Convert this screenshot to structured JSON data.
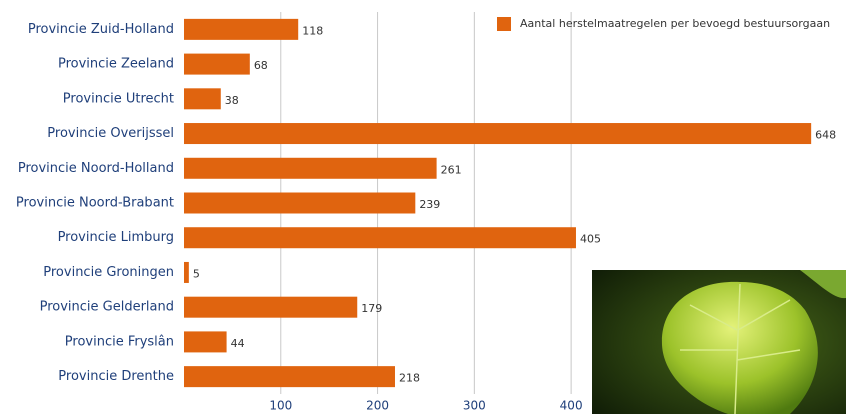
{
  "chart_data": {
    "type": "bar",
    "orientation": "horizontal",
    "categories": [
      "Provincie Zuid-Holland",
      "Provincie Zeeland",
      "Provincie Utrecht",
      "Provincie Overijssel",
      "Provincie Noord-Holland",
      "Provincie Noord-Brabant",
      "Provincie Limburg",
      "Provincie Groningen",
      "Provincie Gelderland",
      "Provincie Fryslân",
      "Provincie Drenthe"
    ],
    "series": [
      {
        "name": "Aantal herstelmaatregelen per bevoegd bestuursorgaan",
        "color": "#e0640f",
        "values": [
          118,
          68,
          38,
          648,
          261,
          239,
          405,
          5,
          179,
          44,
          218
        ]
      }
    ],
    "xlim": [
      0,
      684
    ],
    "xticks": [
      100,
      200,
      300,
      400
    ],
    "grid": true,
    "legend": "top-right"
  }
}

****

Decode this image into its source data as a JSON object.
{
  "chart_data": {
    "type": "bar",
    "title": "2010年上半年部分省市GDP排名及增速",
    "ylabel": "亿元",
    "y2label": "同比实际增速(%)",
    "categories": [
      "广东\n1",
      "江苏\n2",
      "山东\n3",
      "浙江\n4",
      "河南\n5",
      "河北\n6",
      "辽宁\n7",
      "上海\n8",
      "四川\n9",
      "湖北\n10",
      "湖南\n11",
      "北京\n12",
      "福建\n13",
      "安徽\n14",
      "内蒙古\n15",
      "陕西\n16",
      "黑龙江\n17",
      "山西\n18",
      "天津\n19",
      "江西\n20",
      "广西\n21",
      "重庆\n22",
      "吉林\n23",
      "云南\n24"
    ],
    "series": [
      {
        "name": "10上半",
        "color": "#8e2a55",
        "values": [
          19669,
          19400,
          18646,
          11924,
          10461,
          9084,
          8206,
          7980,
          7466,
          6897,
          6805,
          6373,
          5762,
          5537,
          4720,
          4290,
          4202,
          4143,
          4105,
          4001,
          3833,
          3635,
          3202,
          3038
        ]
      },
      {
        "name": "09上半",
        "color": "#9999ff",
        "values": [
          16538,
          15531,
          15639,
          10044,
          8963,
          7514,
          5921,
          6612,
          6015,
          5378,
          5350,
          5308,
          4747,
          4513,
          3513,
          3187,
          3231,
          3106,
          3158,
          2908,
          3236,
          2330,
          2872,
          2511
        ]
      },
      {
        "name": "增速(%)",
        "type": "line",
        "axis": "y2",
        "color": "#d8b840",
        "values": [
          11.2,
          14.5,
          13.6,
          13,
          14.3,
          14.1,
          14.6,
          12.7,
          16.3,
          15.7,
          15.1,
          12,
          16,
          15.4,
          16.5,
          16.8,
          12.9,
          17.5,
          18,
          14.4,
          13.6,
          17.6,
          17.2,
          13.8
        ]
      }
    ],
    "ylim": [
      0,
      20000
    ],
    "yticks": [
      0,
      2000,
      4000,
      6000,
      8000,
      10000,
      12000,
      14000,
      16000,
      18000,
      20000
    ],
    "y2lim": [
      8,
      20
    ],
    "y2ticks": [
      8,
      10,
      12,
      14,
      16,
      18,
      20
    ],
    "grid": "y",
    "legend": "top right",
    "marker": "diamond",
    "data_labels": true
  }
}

****

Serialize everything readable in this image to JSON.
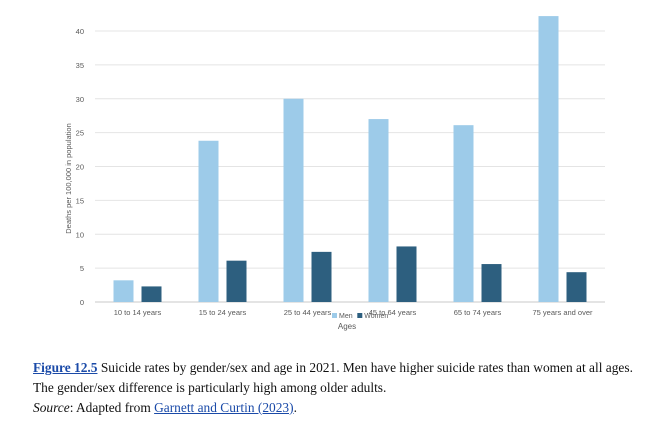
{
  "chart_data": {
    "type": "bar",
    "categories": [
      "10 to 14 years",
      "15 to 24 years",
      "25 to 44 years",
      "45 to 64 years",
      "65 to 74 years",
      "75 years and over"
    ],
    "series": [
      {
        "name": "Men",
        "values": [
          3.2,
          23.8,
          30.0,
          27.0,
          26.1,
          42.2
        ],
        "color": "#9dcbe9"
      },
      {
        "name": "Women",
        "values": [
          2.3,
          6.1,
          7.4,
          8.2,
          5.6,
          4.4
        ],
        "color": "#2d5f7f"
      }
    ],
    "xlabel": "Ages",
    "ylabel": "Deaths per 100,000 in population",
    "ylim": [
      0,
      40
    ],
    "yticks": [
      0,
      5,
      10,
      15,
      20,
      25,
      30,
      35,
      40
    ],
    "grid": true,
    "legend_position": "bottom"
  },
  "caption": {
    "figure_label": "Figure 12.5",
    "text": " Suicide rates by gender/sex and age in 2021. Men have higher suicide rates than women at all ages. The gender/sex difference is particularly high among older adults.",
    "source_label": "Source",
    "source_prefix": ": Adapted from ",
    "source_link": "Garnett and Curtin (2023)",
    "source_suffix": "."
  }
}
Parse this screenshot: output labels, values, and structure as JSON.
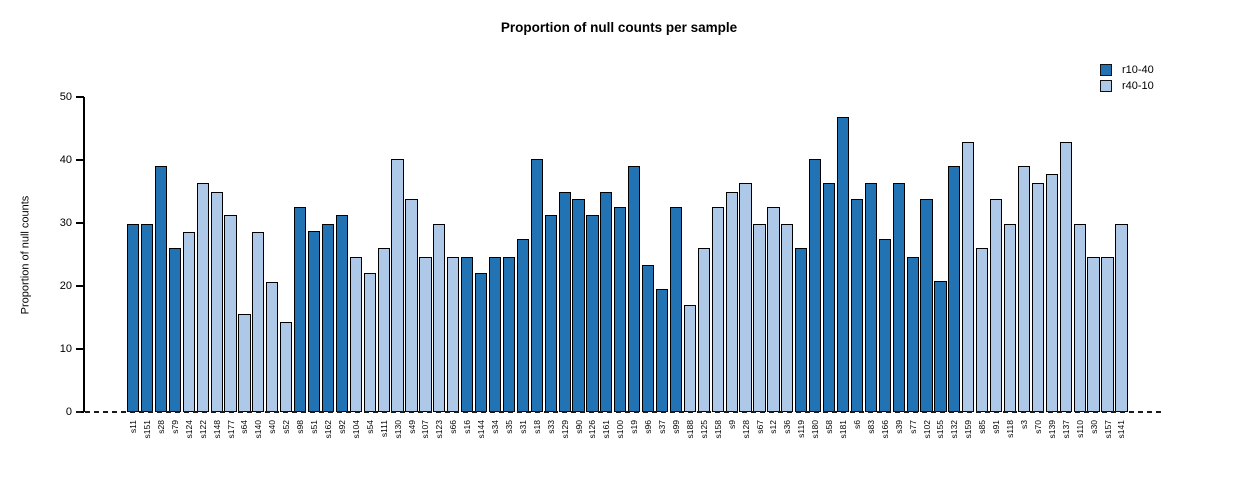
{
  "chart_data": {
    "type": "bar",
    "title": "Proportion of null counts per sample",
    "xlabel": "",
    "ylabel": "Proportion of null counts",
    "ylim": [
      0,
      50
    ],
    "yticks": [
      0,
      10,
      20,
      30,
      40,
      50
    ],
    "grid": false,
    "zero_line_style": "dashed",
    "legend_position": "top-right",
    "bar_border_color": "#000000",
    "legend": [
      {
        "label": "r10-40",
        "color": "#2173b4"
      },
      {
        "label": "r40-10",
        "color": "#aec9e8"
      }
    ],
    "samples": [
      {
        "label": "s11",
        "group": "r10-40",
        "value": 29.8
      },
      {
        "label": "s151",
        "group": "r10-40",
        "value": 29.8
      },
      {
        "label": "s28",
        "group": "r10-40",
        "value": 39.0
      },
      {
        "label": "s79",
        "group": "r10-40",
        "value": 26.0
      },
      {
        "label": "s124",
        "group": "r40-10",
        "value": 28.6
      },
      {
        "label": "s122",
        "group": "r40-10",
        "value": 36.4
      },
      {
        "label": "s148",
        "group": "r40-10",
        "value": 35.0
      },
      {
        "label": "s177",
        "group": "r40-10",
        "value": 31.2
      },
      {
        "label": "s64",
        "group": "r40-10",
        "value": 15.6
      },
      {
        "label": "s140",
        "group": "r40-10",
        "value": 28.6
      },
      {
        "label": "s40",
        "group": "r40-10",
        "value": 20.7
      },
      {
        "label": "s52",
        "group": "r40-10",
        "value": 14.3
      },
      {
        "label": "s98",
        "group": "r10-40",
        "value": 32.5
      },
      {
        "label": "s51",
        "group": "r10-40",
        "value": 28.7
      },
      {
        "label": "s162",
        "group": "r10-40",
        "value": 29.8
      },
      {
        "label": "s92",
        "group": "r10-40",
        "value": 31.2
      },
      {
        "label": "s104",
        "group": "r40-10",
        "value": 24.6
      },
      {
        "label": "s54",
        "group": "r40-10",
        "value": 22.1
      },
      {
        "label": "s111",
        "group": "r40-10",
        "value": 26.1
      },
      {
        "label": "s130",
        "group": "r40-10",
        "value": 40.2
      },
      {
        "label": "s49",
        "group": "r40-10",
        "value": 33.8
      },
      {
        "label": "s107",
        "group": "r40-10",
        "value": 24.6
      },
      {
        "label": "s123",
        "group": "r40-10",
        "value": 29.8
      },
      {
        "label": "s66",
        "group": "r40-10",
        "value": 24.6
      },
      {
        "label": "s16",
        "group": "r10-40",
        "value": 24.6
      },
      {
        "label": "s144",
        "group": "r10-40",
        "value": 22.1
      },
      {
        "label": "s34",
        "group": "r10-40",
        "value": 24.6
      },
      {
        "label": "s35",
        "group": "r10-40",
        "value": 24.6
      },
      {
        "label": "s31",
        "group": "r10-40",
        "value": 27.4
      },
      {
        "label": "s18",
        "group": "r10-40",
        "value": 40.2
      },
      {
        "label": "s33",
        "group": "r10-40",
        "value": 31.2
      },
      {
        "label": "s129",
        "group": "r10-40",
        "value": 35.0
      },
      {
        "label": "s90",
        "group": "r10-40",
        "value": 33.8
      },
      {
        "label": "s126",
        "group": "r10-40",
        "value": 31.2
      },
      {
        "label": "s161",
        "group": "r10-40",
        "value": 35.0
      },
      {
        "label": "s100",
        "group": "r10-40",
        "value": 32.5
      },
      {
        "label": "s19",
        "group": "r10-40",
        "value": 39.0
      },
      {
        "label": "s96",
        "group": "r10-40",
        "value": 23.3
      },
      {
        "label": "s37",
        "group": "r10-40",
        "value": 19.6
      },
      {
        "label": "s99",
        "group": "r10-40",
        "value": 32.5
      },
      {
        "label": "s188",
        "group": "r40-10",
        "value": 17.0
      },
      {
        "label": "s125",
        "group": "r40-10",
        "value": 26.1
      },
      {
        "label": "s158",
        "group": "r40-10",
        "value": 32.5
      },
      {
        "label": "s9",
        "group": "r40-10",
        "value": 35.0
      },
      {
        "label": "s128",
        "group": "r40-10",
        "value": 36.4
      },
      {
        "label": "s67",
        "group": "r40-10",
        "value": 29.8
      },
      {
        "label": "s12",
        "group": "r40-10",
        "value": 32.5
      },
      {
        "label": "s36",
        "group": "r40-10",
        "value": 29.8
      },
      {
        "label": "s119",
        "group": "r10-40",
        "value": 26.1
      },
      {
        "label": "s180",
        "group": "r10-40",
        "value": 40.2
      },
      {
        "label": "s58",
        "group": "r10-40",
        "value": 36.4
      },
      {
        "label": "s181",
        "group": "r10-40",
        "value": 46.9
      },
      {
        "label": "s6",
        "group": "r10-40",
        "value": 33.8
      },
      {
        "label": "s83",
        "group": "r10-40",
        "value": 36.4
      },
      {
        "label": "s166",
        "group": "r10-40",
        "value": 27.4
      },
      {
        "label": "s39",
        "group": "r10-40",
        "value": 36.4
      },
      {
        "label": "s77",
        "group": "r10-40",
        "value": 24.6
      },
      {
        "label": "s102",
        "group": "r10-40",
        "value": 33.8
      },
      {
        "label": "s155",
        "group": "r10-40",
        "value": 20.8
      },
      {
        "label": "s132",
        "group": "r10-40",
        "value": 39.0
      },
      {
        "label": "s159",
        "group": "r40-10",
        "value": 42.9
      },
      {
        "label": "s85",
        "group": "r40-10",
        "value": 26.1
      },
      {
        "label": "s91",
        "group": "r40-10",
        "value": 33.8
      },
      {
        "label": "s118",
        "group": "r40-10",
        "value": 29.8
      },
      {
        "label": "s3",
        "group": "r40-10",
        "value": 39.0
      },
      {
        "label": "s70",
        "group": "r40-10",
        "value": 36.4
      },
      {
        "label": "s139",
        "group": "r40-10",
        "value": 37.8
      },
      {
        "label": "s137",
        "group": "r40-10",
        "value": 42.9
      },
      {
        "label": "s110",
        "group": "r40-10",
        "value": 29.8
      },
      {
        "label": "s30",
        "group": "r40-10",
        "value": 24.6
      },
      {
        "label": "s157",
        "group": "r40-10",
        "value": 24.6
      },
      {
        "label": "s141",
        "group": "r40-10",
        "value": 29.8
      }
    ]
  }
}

****

● **DESCRIPTION OF THE TASK**
In the entries above, identify every line with the word "Noord". Copy those lines.

● **FULL OUTPUT**
      "Provincie Noord-Holland",
      "Provincie Noord-Brabant",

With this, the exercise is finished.